▸ PROBLEM: Omit the pictures, then reproduce every remaining record exactly.

----------------

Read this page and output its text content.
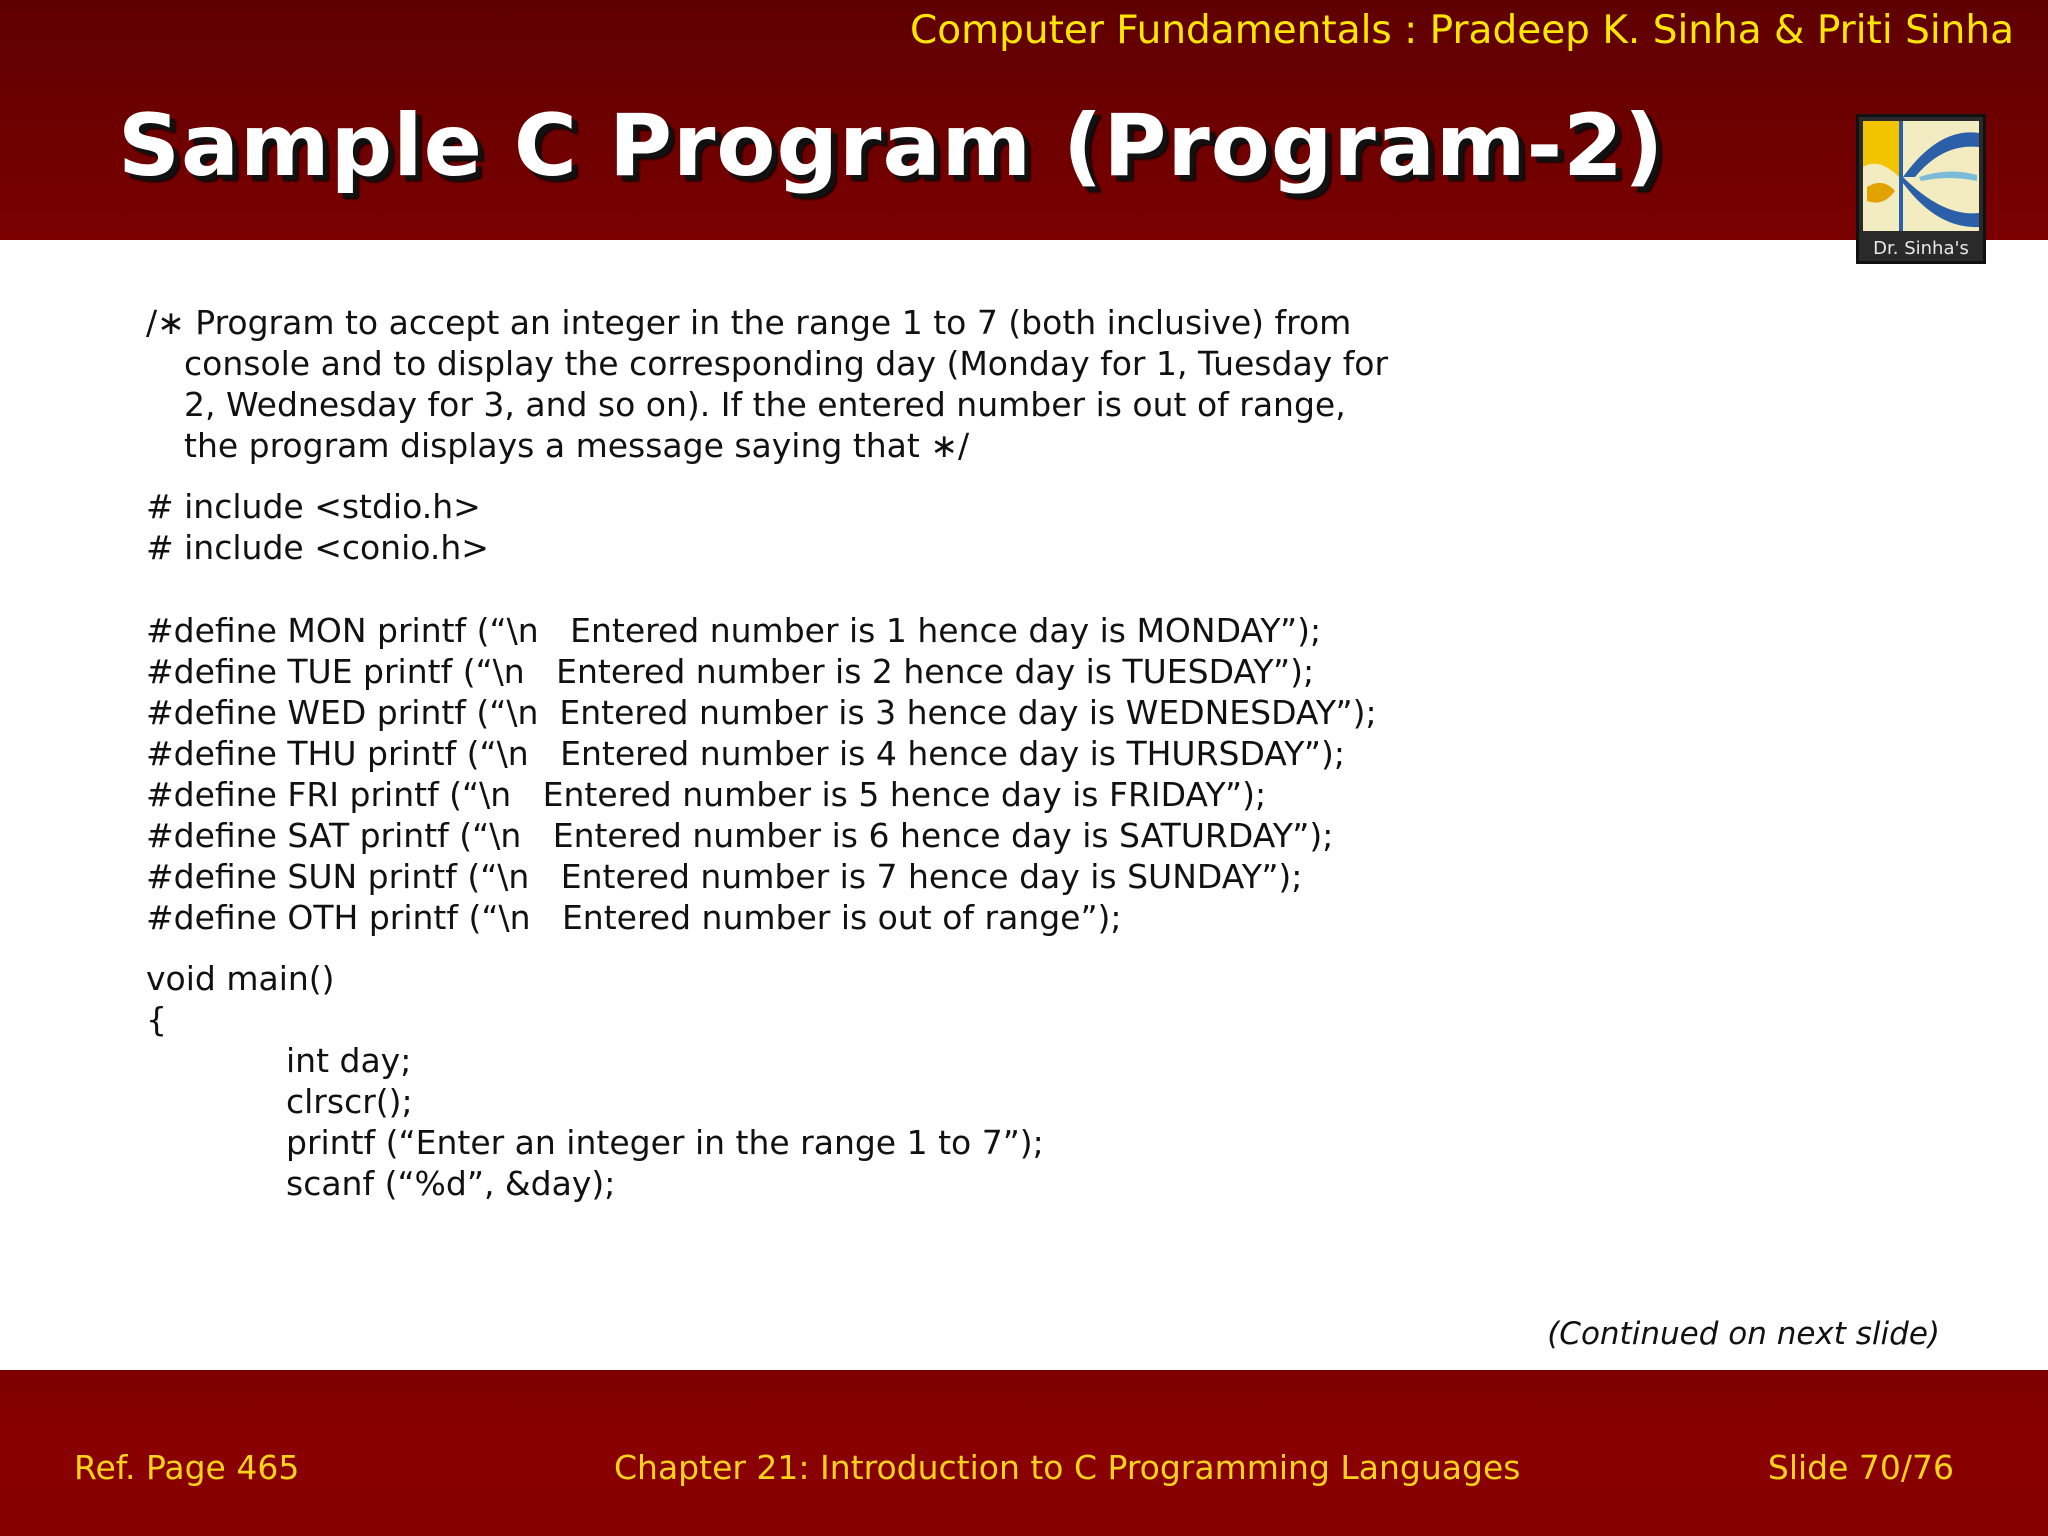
Computer Fundamentals : Pradeep K. Sinha & Priti Sinha
Sample C Program (Program-2)
Dr. Sinha's
/∗ Program to accept an integer in the range 1 to 7 (both inclusive) from
console and to display the corresponding day (Monday for 1, Tuesday for
2, Wednesday for 3, and so on). If the entered number is out of range,
the program displays a message saying that ∗/
# include <stdio.h>
# include <conio.h>
#define MON printf (“\n   Entered number is 1 hence day is MONDAY”);
#define TUE printf (“\n   Entered number is 2 hence day is TUESDAY”);
#define WED printf (“\n  Entered number is 3 hence day is WEDNESDAY”);
#define THU printf (“\n   Entered number is 4 hence day is THURSDAY”);
#define FRI printf (“\n   Entered number is 5 hence day is FRIDAY”);
#define SAT printf (“\n   Entered number is 6 hence day is SATURDAY”);
#define SUN printf (“\n   Entered number is 7 hence day is SUNDAY”);
#define OTH printf (“\n   Entered number is out of range”);
void main()
{
int day;
clrscr();
printf (“Enter an integer in the range 1 to 7”);
scanf (“%d”, &day);
(Continued on next slide)
Ref. Page 465	Chapter 21: Introduction to C Programming Languages	Slide 70/76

----------------

▸ EXERCISE ANSWER:
Read this page and output its text content.
Computer Fundamentals : Pradeep K. Sinha & Priti Sinha
Sample C Program (Program-2)
Dr. Sinha's
/∗ Program to accept an integer in the range 1 to 7 (both inclusive) from
console and to display the corresponding day (Monday for 1, Tuesday for
2, Wednesday for 3, and so on). If the entered number is out of range,
the program displays a message saying that ∗/
# include <stdio.h>
# include <conio.h>
#define MON printf (“\n   Entered number is 1 hence day is MONDAY”);
#define TUE printf (“\n   Entered number is 2 hence day is TUESDAY”);
#define WED printf (“\n  Entered number is 3 hence day is WEDNESDAY”);
#define THU printf (“\n   Entered number is 4 hence day is THURSDAY”);
#define FRI printf (“\n   Entered number is 5 hence day is FRIDAY”);
#define SAT printf (“\n   Entered number is 6 hence day is SATURDAY”);
#define SUN printf (“\n   Entered number is 7 hence day is SUNDAY”);
#define OTH printf (“\n   Entered number is out of range”);
void main()
{
int day;
clrscr();
printf (“Enter an integer in the range 1 to 7”);
scanf (“%d”, &day);
(Continued on next slide)
Ref. Page 465	Chapter 21: Introduction to C Programming Languages	Slide 70/76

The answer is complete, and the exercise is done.